▶ **TASK DESCRIPTION**:
Pick out every line that holds the string "coupon" and copy it.

#### MATERIAL

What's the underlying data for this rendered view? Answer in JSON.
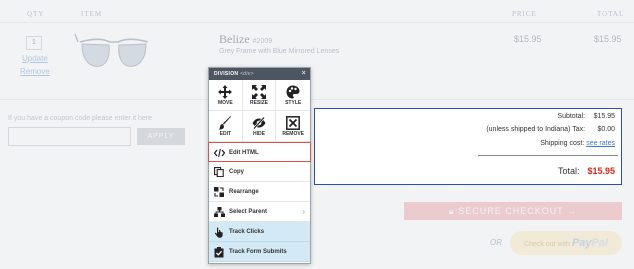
{
  "table_headers": {
    "qty": "QTY",
    "item": "ITEM",
    "price": "PRICE",
    "total": "TOTAL"
  },
  "cart_item": {
    "quantity": "1",
    "update": "Update",
    "remove": "Remove",
    "name": "Belize",
    "sku": "#2009",
    "description": "Grey Frame with Blue Mirrored Lenses",
    "price": "$15.95",
    "total": "$15.95",
    "image": "sunglasses-image"
  },
  "coupon": {
    "label": "If you have a coupon code please enter it here",
    "value": "",
    "apply_label": "APPLY"
  },
  "totals": {
    "subtotal_label": "Subtotal:",
    "subtotal_value": "$15.95",
    "tax_label": "(unless shipped to Indiana) Tax:",
    "tax_value": "$0.00",
    "shipping_label": "Shipping cost:",
    "shipping_link": "see rates",
    "total_label": "Total:",
    "total_value": "$15.95"
  },
  "checkout": {
    "label": "SECURE CHECKOUT →",
    "icon": "lock-icon"
  },
  "or_label": "OR",
  "paypal": {
    "prefix": "Check out with",
    "brand_a": "Pay",
    "brand_b": "Pal"
  },
  "division_menu": {
    "title": "DIVISION",
    "subtitle": "<div>",
    "close": "×",
    "tools": [
      {
        "label": "MOVE",
        "icon": "move-icon"
      },
      {
        "label": "RESIZE",
        "icon": "resize-icon"
      },
      {
        "label": "STYLE",
        "icon": "palette-icon"
      },
      {
        "label": "EDIT",
        "icon": "brush-icon"
      },
      {
        "label": "HIDE",
        "icon": "eye-slash-icon"
      },
      {
        "label": "REMOVE",
        "icon": "remove-box-icon"
      }
    ],
    "actions": [
      {
        "label": "Edit HTML",
        "icon": "code-icon"
      },
      {
        "label": "Copy",
        "icon": "copy-icon"
      },
      {
        "label": "Rearrange",
        "icon": "rearrange-icon"
      },
      {
        "label": "Select Parent",
        "icon": "hierarchy-icon"
      },
      {
        "label": "Track Clicks",
        "icon": "click-icon"
      },
      {
        "label": "Track Form Submits",
        "icon": "form-check-icon"
      }
    ]
  },
  "colors": {
    "highlight_border": "#2b4fb0",
    "total_red": "#e2231a",
    "menu_header": "#4d5560",
    "selected_border": "#d9534f",
    "tracking_bg": "#d3eaf6"
  }
}
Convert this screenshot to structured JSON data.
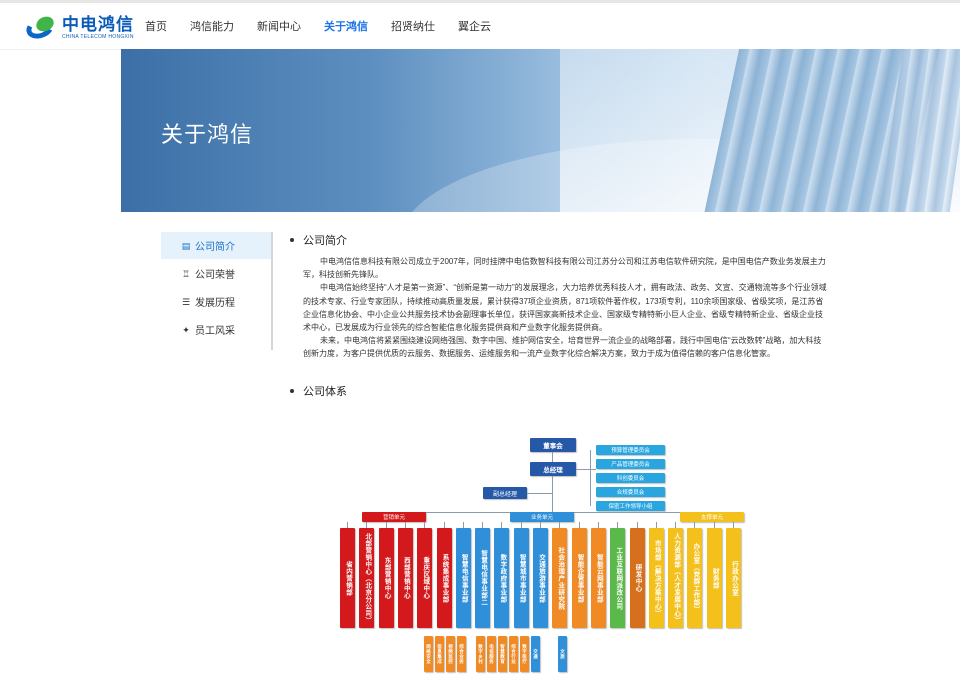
{
  "header": {
    "logo_cn": "中电鸿信",
    "logo_en": "CHINA TELECOM HONGXIN",
    "nav": [
      {
        "label": "首页",
        "active": false
      },
      {
        "label": "鸿信能力",
        "active": false
      },
      {
        "label": "新闻中心",
        "active": false
      },
      {
        "label": "关于鸿信",
        "active": true
      },
      {
        "label": "招贤纳仕",
        "active": false
      },
      {
        "label": "翼企云",
        "active": false
      }
    ]
  },
  "banner": {
    "title": "关于鸿信"
  },
  "sidebar": {
    "items": [
      {
        "label": "公司简介",
        "icon": "document-icon",
        "active": true
      },
      {
        "label": "公司荣誉",
        "icon": "trophy-icon",
        "active": false
      },
      {
        "label": "发展历程",
        "icon": "timeline-icon",
        "active": false
      },
      {
        "label": "员工风采",
        "icon": "star-icon",
        "active": false
      }
    ]
  },
  "intro": {
    "title": "公司简介",
    "paragraphs": [
      "中电鸿信信息科技有限公司成立于2007年，同时挂牌中电信数智科技有限公司江苏分公司和江苏电信软件研究院，是中国电信产数业务发展主力军，科技创新先锋队。",
      "中电鸿信始终坚持“人才是第一资源”、“创新是第一动力”的发展理念，大力培养优秀科技人才，拥有政法、政务、文宣、交通物流等多个行业领域的技术专家、行业专家团队，持续推动高质量发展，累计获得37项企业资质，871项软件著作权，173项专利，110余项国家级、省级奖项，是江苏省企业信息化协会、中小企业公共服务技术协会副理事长单位，获评国家高新技术企业、国家级专精特新小巨人企业、省级专精特新企业、省级企业技术中心，已发展成为行业领先的综合智能信息化服务提供商和产业数字化服务提供商。",
      "未来，中电鸿信将紧紧围绕建设网络强国、数字中国、维护网信安全，培育世界一流企业的战略部署，践行中国电信“云改数转”战略，加大科技创新力度，为客户提供优质的云服务、数据服务、运维服务和一流产业数字化综合解决方案，致力于成为值得信赖的客户信息化管家。"
    ]
  },
  "org": {
    "title": "公司体系",
    "board": "董事会",
    "gm": "总经理",
    "vgm": "副总经理",
    "committees": [
      "预算管理委员会",
      "产品管理委员会",
      "科创委员会",
      "合规委员会",
      "保密工作领导小组"
    ],
    "unit_sales": "营销单元",
    "unit_business": "业务单元",
    "unit_support": "支撑单元",
    "sales_depts": [
      "省内营销部",
      "北部营销中心（北京分公司）",
      "东部营销中心",
      "西部营销中心",
      "重庆区域中心",
      "系统集成事业部"
    ],
    "business_depts": [
      "智慧电信事业部",
      "智慧电信事业部二",
      "数字政府事业部",
      "智慧城市事业部",
      "交通旅游事业部",
      "社会治理产业研究院",
      "智能企管事业部",
      "智能云网事业部",
      "工业互联网派改公司",
      "研发中心"
    ],
    "support_depts": [
      "市场部（解决方案中心）",
      "人力资源部（人才发展中心）",
      "办公室（党群工作部）",
      "财务部",
      "行政办公室"
    ],
    "sub_boxes": [
      "网络安全",
      "信息集成",
      "视频监控",
      "综合业务",
      "数字乡村",
      "电信服务",
      "智慧教育",
      "综合行业",
      "数字医疗",
      "交通",
      "文旅"
    ],
    "colors": {
      "red": "#d3191c",
      "blue": "#2f8fd9",
      "orange": "#f08a24",
      "yellow": "#f4c01c",
      "green": "#5bb84a",
      "navy": "#2559a8",
      "cyan": "#29a6e0"
    }
  }
}
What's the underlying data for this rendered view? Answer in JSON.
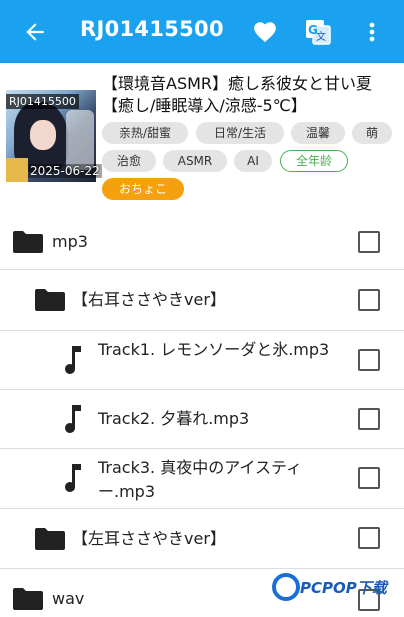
{
  "appbar": {
    "title": "RJ01415500",
    "icons": [
      "back-arrow-icon",
      "heart-icon",
      "translate-icon",
      "more-vert-icon"
    ]
  },
  "work": {
    "id_overlay": "RJ01415500",
    "date": "2025-06-22",
    "title": "【環境音ASMR】癒し系彼女と甘い夏【癒し/睡眠導入/涼感-5℃】",
    "tags": [
      "亲热/甜蜜",
      "日常/生活",
      "温馨",
      "萌",
      "治愈",
      "ASMR",
      "AI"
    ],
    "age_rating": "全年龄",
    "circle": "おちょこ"
  },
  "files": [
    {
      "type": "folder",
      "name": "mp3"
    },
    {
      "type": "folder",
      "name": "【右耳ささやきver】"
    },
    {
      "type": "audio",
      "name": "Track1. レモンソーダと氷.mp3"
    },
    {
      "type": "audio",
      "name": "Track2. 夕暮れ.mp3"
    },
    {
      "type": "audio",
      "name": "Track3. 真夜中のアイスティー.mp3"
    },
    {
      "type": "folder",
      "name": "【左耳ささやきver】"
    },
    {
      "type": "folder",
      "name": "wav"
    }
  ],
  "watermark": {
    "text": "PCPOP下载"
  },
  "colors": {
    "appbar": "#1aa1ef",
    "circle_tag": "#f5a10f",
    "age_tag": "#4caf50"
  }
}
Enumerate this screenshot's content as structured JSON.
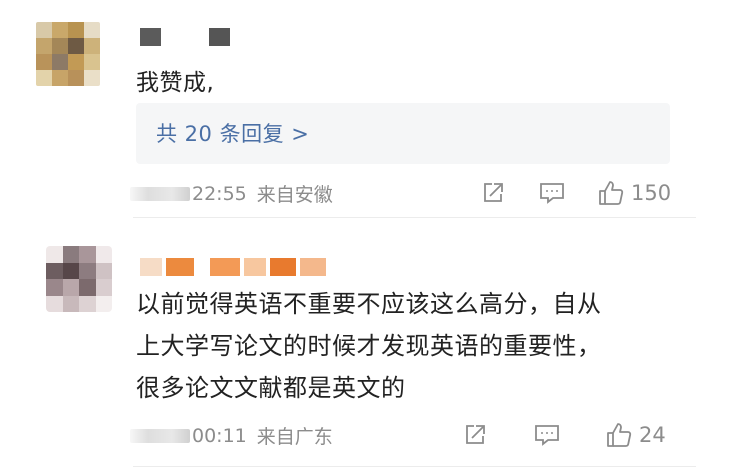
{
  "comments": [
    {
      "text": "我赞成,",
      "reply_link": "共 20 条回复 >",
      "time": "22:55",
      "location": "来自安徽",
      "like_count": "150",
      "icons": {
        "share": "share-icon",
        "comment": "comment-icon",
        "like": "thumbs-up-icon"
      }
    },
    {
      "text_lines": [
        "以前觉得英语不重要不应该这么高分，自从",
        "上大学写论文的时候才发现英语的重要性，",
        "很多论文文献都是英文的"
      ],
      "time": "00:11",
      "location": "来自广东",
      "like_count": "24",
      "icons": {
        "share": "share-icon",
        "comment": "comment-icon",
        "like": "thumbs-up-icon"
      }
    }
  ],
  "colors": {
    "link": "#4a6fa5",
    "meta_text": "#8c8c8c",
    "body_text": "#222222",
    "reply_bg": "#f5f6f7"
  }
}
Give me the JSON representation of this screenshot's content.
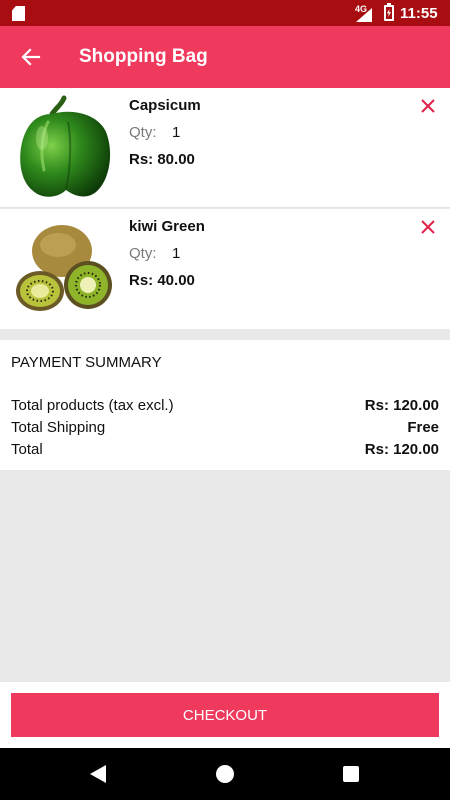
{
  "status_bar": {
    "network": "4G",
    "time": "11:55"
  },
  "app_bar": {
    "title": "Shopping Bag"
  },
  "items": [
    {
      "name": "Capsicum",
      "qty_label": "Qty:",
      "qty": "1",
      "price": "Rs: 80.00",
      "image": "capsicum-image"
    },
    {
      "name": "kiwi Green",
      "qty_label": "Qty:",
      "qty": "1",
      "price": "Rs: 40.00",
      "image": "kiwi-image"
    }
  ],
  "summary": {
    "title": "PAYMENT SUMMARY",
    "rows": [
      {
        "label": "Total products (tax excl.)",
        "value": "Rs: 120.00"
      },
      {
        "label": "Total Shipping",
        "value": "Free"
      },
      {
        "label": "Total",
        "value": "Rs: 120.00"
      }
    ]
  },
  "checkout": {
    "label": "CHECKOUT"
  },
  "colors": {
    "accent": "#ef3a5d",
    "status_bar": "#a80e11",
    "remove_icon": "#e0214a"
  }
}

########

▶ **RESULT FOR THIS EXERCISE**:
  "coupon": {
    "label": "If you have a coupon code please enter it here",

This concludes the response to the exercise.